Excerpted passage -
Question

The general solution of the equation $\frac{d^{3}y}{d{x}^3}+y=0$ is

• A. $c{e}^{-x}+e^{x/2}(acos\frac{\sqrt{3}}{2}x+b\sin \frac{\sqrt{3}}{2}x)$
• B. $c_1{e}^{\sqrt{3x}/2}+c_2{e}^{x/2}+c_3{e}^{-x}$
• C. $c_1{e}^{-x}+c_2{e}^{\omega x}+c_3{e}^{{\omega }^{2}x}$,where $\omega =\frac{-1+\sqrt{3}i}{2}$
• D. none of these

Answer 1

Answer: (A)

$c{e}^{-x}+e^{x/2}(acos\frac{\sqrt{3}}{2}x+b\sin \frac{\sqrt{3}}{2}x)$

$\frac{d^{3}y}{d{x}^3}+y=0$
Substitute $y=k{e}^{mx}$
$m^3+1=0$
$\Rightarrow m^3=-1$
The roots are $-1,e^{\iota \pi /3},e^{-\iota \pi /3}$
Thus the solution is
$y=c{e}^{-x}+e^{x/2}(acos\frac{\sqrt{3}}{2}x+b\sin \frac{\sqrt{3}}{2}x)$

(Visual layout annotation data)
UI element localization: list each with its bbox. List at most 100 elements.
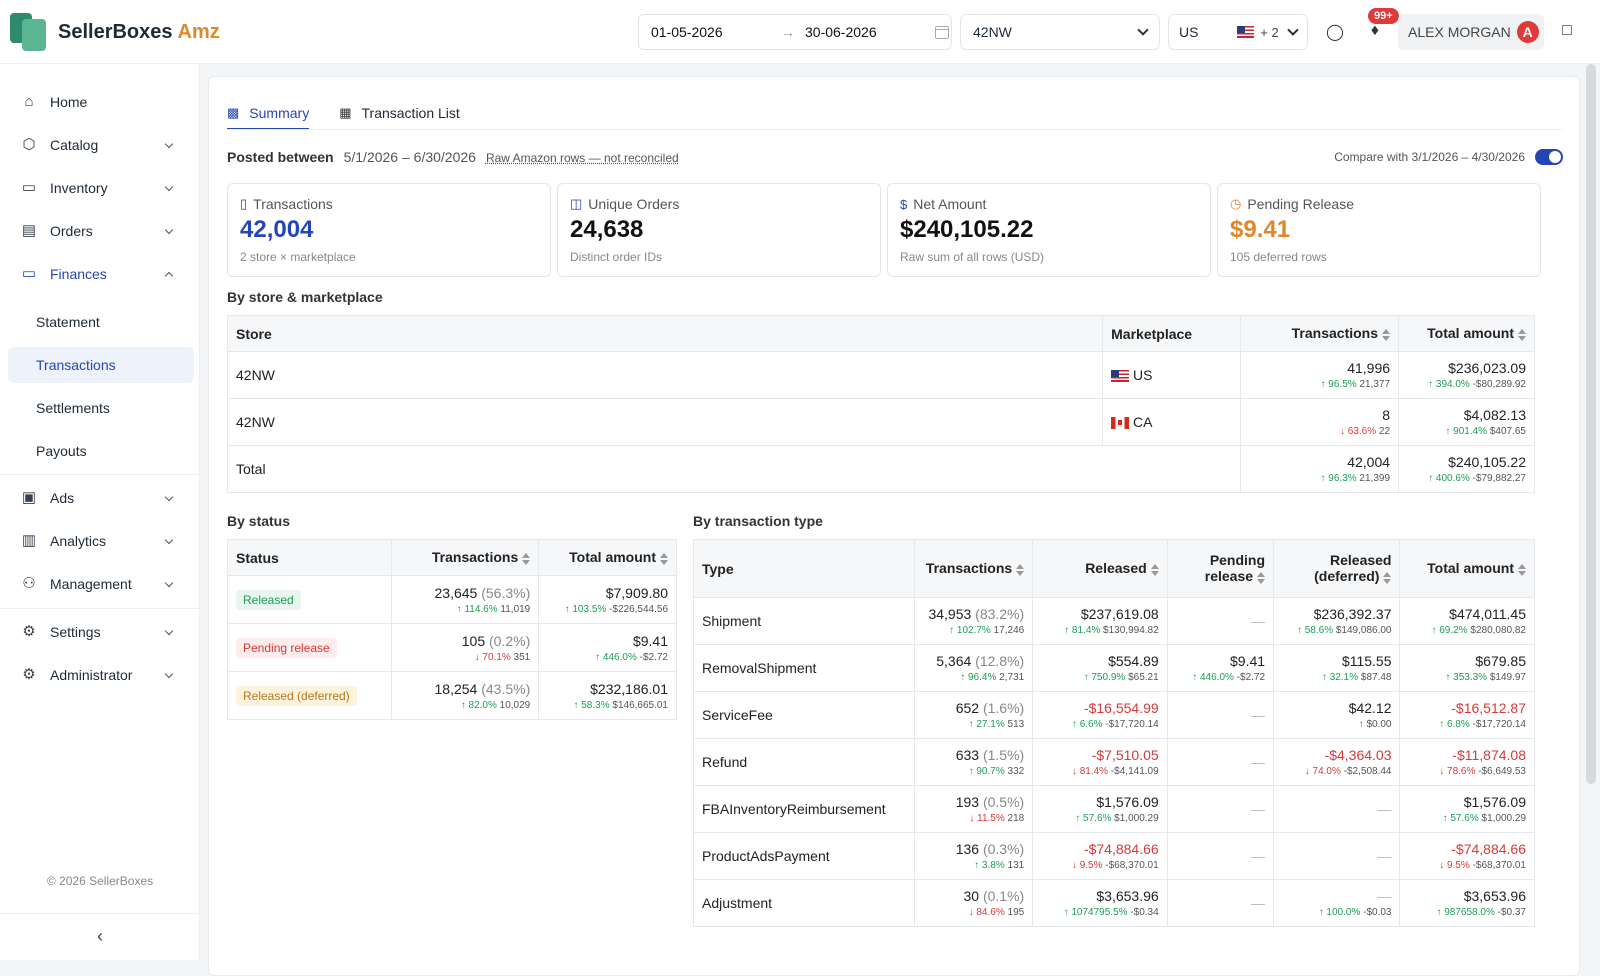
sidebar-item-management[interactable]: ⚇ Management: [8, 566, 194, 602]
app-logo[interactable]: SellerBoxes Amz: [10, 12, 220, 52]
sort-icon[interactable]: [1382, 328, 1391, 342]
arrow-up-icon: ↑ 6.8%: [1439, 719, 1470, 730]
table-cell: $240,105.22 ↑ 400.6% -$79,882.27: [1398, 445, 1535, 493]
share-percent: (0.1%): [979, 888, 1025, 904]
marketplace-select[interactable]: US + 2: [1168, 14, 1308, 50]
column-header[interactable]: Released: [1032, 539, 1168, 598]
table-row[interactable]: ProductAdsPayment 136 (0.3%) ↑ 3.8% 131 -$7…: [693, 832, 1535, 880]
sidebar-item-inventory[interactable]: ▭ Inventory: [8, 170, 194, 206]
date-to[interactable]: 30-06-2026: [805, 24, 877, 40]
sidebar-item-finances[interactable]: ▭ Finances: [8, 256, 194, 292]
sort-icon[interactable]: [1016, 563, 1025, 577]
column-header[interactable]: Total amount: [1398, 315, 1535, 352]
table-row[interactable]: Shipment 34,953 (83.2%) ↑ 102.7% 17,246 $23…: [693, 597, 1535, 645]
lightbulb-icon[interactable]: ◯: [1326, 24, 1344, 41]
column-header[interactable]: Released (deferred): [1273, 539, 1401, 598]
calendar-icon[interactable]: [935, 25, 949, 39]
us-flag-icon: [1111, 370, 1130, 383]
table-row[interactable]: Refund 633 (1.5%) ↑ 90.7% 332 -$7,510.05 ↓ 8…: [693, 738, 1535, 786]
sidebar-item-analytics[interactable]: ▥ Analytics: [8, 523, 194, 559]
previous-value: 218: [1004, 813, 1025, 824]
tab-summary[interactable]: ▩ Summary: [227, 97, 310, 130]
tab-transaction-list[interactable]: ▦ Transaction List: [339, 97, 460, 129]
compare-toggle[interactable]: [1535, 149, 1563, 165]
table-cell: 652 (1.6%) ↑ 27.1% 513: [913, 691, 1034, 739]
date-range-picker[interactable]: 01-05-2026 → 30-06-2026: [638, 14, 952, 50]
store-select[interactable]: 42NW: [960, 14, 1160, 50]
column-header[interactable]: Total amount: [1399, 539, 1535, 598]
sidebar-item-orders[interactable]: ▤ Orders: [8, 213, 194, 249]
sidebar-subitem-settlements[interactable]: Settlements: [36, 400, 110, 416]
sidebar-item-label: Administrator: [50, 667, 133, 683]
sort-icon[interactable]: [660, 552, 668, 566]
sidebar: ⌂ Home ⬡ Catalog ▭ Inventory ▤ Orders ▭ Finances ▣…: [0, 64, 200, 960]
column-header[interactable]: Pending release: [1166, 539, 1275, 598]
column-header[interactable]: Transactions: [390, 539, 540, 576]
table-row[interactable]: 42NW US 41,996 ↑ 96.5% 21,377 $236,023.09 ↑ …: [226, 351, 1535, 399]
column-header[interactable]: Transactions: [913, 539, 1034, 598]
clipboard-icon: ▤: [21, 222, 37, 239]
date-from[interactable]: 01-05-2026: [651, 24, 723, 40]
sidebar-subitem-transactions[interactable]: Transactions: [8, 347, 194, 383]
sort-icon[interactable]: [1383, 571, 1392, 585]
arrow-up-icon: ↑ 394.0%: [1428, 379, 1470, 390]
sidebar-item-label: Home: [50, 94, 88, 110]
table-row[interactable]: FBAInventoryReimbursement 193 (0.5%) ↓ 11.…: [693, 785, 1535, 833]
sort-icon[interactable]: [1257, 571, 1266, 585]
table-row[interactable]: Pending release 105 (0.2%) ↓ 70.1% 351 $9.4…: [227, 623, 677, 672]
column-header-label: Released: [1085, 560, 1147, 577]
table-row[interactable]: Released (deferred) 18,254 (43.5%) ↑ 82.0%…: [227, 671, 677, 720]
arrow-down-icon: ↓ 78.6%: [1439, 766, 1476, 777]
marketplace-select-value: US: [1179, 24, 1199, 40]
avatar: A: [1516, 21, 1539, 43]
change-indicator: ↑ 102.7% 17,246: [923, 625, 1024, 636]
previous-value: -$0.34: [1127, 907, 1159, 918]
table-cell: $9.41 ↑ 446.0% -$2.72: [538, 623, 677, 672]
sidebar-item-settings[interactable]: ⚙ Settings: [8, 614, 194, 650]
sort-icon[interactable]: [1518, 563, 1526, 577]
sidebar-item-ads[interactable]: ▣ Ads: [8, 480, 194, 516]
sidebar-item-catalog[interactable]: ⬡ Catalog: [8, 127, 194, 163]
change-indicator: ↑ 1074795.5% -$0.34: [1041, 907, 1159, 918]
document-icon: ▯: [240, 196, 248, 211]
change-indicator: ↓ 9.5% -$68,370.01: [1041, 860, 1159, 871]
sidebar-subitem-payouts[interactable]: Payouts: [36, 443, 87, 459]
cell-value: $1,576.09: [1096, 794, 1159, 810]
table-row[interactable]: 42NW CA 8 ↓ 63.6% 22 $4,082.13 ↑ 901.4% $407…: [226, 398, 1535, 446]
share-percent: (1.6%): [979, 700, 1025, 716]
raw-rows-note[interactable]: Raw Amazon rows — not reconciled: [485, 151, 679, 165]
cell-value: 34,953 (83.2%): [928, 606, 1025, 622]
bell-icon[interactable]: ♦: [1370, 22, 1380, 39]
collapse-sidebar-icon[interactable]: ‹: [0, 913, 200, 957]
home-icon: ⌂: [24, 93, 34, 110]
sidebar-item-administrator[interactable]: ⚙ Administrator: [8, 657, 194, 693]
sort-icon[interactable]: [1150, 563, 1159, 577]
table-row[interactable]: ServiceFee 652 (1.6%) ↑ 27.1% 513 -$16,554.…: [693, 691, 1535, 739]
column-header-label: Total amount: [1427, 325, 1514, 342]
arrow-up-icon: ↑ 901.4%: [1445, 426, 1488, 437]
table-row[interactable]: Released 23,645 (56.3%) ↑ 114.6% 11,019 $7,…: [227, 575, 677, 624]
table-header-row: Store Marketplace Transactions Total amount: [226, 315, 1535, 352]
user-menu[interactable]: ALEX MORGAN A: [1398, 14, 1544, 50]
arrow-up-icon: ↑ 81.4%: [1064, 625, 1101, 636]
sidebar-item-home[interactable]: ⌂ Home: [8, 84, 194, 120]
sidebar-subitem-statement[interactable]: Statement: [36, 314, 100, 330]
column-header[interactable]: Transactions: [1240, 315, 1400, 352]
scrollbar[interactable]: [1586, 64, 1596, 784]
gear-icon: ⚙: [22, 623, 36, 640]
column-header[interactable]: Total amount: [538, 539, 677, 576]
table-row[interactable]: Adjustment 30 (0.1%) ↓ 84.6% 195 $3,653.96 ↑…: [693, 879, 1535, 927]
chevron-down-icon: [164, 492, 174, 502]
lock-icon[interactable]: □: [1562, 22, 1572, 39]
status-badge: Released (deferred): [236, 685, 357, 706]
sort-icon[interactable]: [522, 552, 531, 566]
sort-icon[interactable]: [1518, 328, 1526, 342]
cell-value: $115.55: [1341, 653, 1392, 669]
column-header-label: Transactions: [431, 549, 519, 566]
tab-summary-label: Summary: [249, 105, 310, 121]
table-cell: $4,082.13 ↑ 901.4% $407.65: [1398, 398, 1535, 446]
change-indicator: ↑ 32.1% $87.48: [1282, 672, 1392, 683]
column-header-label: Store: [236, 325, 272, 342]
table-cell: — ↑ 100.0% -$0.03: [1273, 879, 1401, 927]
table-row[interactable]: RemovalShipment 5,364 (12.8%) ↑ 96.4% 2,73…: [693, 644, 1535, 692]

The tasks -
[a] Which option does the differential equation thread give as the answer?
[b] Retype the passage of the differential equation thread between "The general solution" and "Answer: (A)", inclusive.

Results of the exercise -
[a] Option A

[b]
The general solution of the equation $\frac{d^{3}y}{d{x}^3}+y=0$ is

• A. $c{e}^{-x}+e^{x/2}(acos\frac{\sqrt{3}}{2}x+b\sin \frac{\sqrt{3}}{2}x)$
• B. $c_1{e}^{\sqrt{3x}/2}+c_2{e}^{x/2}+c_3{e}^{-x}$
• C. $c_1{e}^{-x}+c_2{e}^{\omega x}+c_3{e}^{{\omega }^{2}x}$,where $\omega =\frac{-1+\sqrt{3}i}{2}$
• D. none of these

Answer 1

Answer: (A)